#### RECORDED DATA ####

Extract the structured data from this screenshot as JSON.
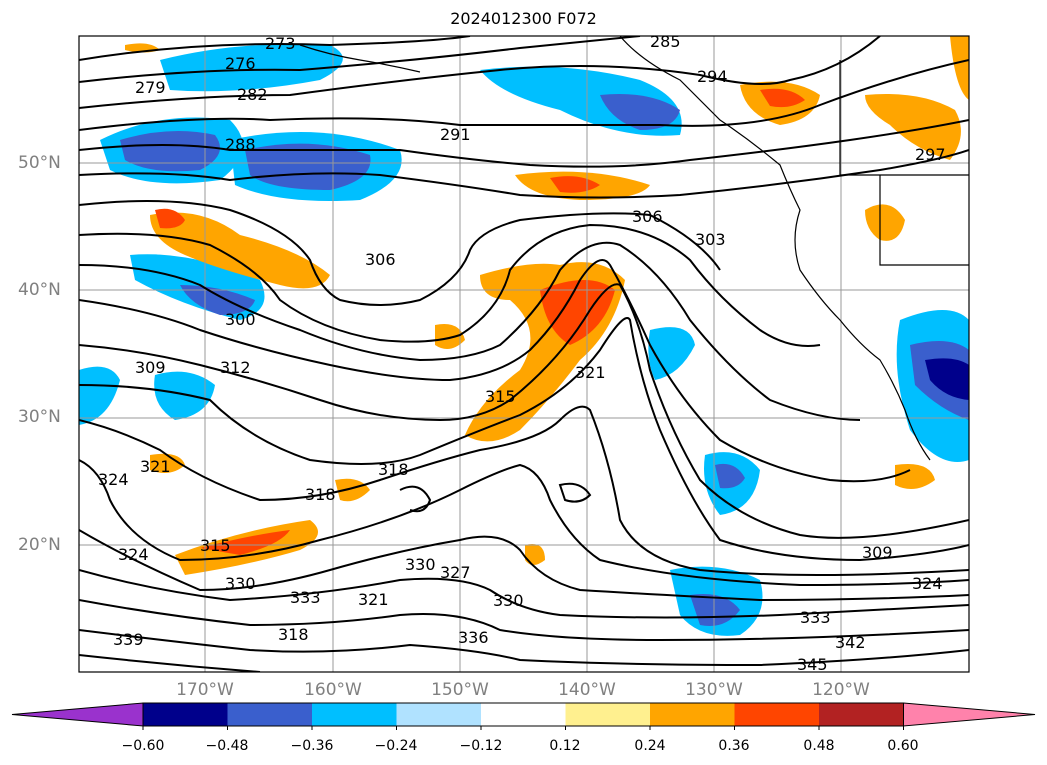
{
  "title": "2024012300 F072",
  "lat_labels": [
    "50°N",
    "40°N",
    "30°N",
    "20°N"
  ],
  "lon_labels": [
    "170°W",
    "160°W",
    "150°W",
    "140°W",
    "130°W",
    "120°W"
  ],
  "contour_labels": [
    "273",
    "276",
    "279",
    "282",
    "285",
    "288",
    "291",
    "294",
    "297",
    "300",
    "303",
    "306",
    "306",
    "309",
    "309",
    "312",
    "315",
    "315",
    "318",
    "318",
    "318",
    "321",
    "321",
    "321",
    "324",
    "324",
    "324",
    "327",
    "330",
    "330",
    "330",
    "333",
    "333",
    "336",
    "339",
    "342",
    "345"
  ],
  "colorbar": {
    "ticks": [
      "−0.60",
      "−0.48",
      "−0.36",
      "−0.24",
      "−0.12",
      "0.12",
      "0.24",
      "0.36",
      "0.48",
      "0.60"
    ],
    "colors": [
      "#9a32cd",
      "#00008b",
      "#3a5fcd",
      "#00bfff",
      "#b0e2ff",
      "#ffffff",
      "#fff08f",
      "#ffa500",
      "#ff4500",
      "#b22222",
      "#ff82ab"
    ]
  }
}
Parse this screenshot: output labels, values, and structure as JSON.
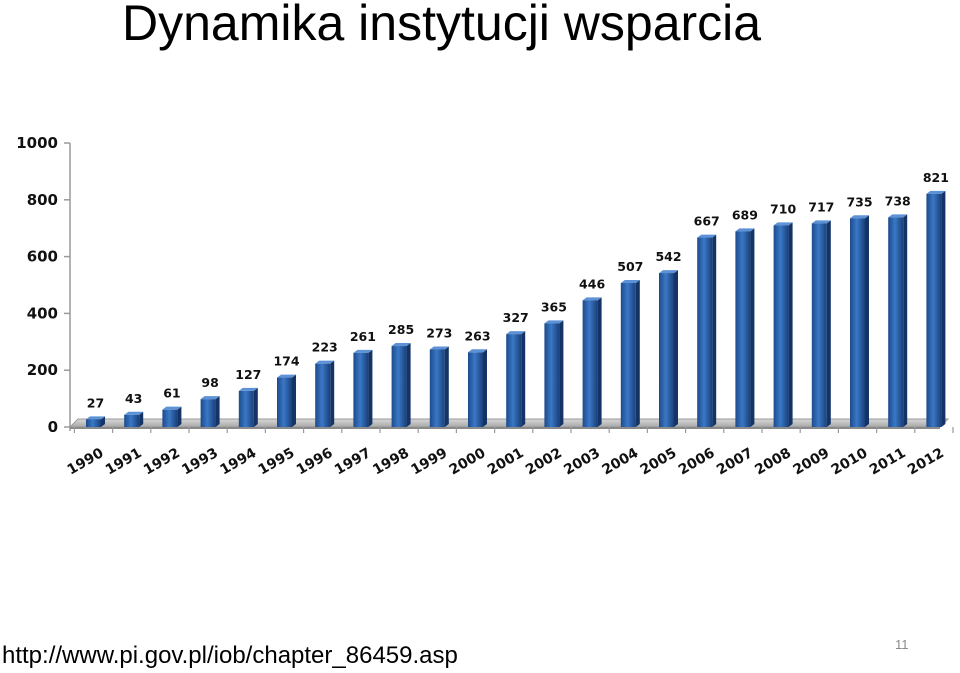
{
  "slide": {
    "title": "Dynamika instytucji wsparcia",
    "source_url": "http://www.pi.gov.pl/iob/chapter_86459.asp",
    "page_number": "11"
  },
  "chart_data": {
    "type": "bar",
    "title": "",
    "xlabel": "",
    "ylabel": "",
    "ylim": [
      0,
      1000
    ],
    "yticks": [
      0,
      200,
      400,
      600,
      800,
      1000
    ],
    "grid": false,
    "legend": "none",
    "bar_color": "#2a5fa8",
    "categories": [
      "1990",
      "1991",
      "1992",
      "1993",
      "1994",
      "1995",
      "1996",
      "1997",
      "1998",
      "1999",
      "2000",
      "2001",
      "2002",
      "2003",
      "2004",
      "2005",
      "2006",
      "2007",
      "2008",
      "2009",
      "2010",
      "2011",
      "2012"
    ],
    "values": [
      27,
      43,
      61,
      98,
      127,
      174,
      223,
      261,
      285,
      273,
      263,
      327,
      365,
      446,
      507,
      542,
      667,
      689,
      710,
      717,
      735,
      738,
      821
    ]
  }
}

####

**REQUIREMENT**. The records above should be reproduced exactly, with no pictures included.

**RESULT**.
Extract the structured data from this screenshot as JSON.
{
  "title": "2024012300 F072",
  "lat_labels": [
    "50°N",
    "40°N",
    "30°N",
    "20°N"
  ],
  "lon_labels": [
    "170°W",
    "160°W",
    "150°W",
    "140°W",
    "130°W",
    "120°W"
  ],
  "contour_labels": [
    "273",
    "276",
    "279",
    "282",
    "285",
    "288",
    "291",
    "294",
    "297",
    "300",
    "303",
    "306",
    "306",
    "309",
    "309",
    "312",
    "315",
    "315",
    "318",
    "318",
    "318",
    "321",
    "321",
    "321",
    "324",
    "324",
    "324",
    "327",
    "330",
    "330",
    "330",
    "333",
    "333",
    "336",
    "339",
    "342",
    "345"
  ],
  "colorbar": {
    "ticks": [
      "−0.60",
      "−0.48",
      "−0.36",
      "−0.24",
      "−0.12",
      "0.12",
      "0.24",
      "0.36",
      "0.48",
      "0.60"
    ],
    "colors": [
      "#9a32cd",
      "#00008b",
      "#3a5fcd",
      "#00bfff",
      "#b0e2ff",
      "#ffffff",
      "#fff08f",
      "#ffa500",
      "#ff4500",
      "#b22222",
      "#ff82ab"
    ]
  }
}
Parse this screenshot: output labels, values, and structure as JSON.
{
  "slide": {
    "title": "Dynamika instytucji wsparcia",
    "source_url": "http://www.pi.gov.pl/iob/chapter_86459.asp",
    "page_number": "11"
  },
  "chart_data": {
    "type": "bar",
    "title": "",
    "xlabel": "",
    "ylabel": "",
    "ylim": [
      0,
      1000
    ],
    "yticks": [
      0,
      200,
      400,
      600,
      800,
      1000
    ],
    "grid": false,
    "legend": "none",
    "bar_color": "#2a5fa8",
    "categories": [
      "1990",
      "1991",
      "1992",
      "1993",
      "1994",
      "1995",
      "1996",
      "1997",
      "1998",
      "1999",
      "2000",
      "2001",
      "2002",
      "2003",
      "2004",
      "2005",
      "2006",
      "2007",
      "2008",
      "2009",
      "2010",
      "2011",
      "2012"
    ],
    "values": [
      27,
      43,
      61,
      98,
      127,
      174,
      223,
      261,
      285,
      273,
      263,
      327,
      365,
      446,
      507,
      542,
      667,
      689,
      710,
      717,
      735,
      738,
      821
    ]
  }
}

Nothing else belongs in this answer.